**Written exercise:** Copy out all lines of the records in which the word "恭敬谨慎" appears.

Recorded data

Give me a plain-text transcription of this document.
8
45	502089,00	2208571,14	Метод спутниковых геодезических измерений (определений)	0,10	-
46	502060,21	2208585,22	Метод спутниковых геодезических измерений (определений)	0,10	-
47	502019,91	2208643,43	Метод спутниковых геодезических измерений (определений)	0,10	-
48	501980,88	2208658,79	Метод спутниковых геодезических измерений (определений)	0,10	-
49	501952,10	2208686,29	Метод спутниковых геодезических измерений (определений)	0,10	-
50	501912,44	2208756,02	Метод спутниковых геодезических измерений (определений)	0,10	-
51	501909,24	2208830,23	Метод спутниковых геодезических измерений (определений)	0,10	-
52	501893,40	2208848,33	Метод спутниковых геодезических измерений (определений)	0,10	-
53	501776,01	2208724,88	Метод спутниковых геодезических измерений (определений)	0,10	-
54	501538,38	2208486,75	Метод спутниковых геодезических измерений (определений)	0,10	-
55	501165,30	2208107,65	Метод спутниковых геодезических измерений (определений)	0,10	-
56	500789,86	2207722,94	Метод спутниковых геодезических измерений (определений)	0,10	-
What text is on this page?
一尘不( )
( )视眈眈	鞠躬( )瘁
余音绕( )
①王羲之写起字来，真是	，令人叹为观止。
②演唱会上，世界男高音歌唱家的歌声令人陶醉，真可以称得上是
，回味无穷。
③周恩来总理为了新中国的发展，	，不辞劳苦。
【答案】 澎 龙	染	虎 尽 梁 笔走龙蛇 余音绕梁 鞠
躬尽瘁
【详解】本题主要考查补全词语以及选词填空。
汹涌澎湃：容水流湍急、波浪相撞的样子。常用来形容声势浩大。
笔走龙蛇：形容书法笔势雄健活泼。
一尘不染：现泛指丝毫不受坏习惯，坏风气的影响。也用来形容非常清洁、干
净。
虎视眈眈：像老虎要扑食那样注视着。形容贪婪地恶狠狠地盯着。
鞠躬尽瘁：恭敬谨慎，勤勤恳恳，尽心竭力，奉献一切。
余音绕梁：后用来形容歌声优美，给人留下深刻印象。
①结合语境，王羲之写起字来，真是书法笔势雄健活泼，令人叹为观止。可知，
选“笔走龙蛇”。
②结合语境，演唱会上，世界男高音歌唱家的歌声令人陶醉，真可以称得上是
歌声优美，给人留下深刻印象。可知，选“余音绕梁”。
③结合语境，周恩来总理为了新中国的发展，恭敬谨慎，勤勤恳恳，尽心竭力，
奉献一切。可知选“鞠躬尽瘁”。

* * *

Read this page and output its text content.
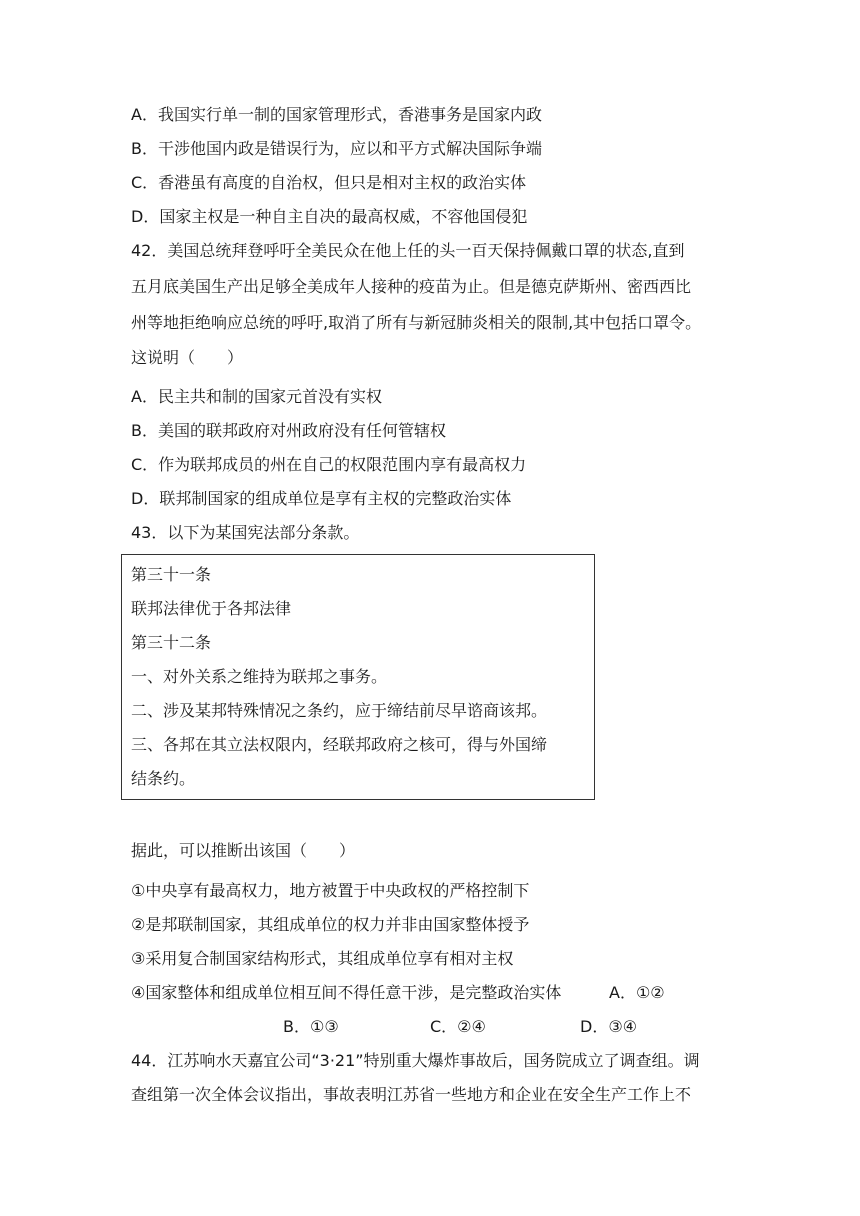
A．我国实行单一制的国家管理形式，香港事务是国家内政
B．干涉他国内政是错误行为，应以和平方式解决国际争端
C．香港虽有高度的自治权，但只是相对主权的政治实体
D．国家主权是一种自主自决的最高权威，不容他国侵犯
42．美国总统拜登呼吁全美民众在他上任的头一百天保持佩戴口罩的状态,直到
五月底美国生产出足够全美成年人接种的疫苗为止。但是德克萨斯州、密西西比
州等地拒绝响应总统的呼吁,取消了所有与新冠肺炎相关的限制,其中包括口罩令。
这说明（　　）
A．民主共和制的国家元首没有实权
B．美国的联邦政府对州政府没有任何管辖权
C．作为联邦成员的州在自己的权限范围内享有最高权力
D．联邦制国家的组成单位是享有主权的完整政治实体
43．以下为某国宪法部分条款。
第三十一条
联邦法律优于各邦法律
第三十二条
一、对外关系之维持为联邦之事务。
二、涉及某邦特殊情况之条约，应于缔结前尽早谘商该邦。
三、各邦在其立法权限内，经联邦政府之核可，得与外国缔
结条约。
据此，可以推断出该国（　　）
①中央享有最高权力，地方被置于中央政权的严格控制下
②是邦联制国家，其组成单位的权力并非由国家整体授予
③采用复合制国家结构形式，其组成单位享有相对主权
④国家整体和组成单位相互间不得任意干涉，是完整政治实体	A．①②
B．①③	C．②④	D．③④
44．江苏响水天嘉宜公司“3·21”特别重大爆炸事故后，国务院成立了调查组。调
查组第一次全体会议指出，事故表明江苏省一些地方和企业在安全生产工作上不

**Exercise result:**
鞠躬尽瘁：恭敬谨慎，勤勤恳恳，尽心竭力，奉献一切。
③结合语境，周恩来总理为了新中国的发展，恭敬谨慎，勤勤恳恳，尽心竭力，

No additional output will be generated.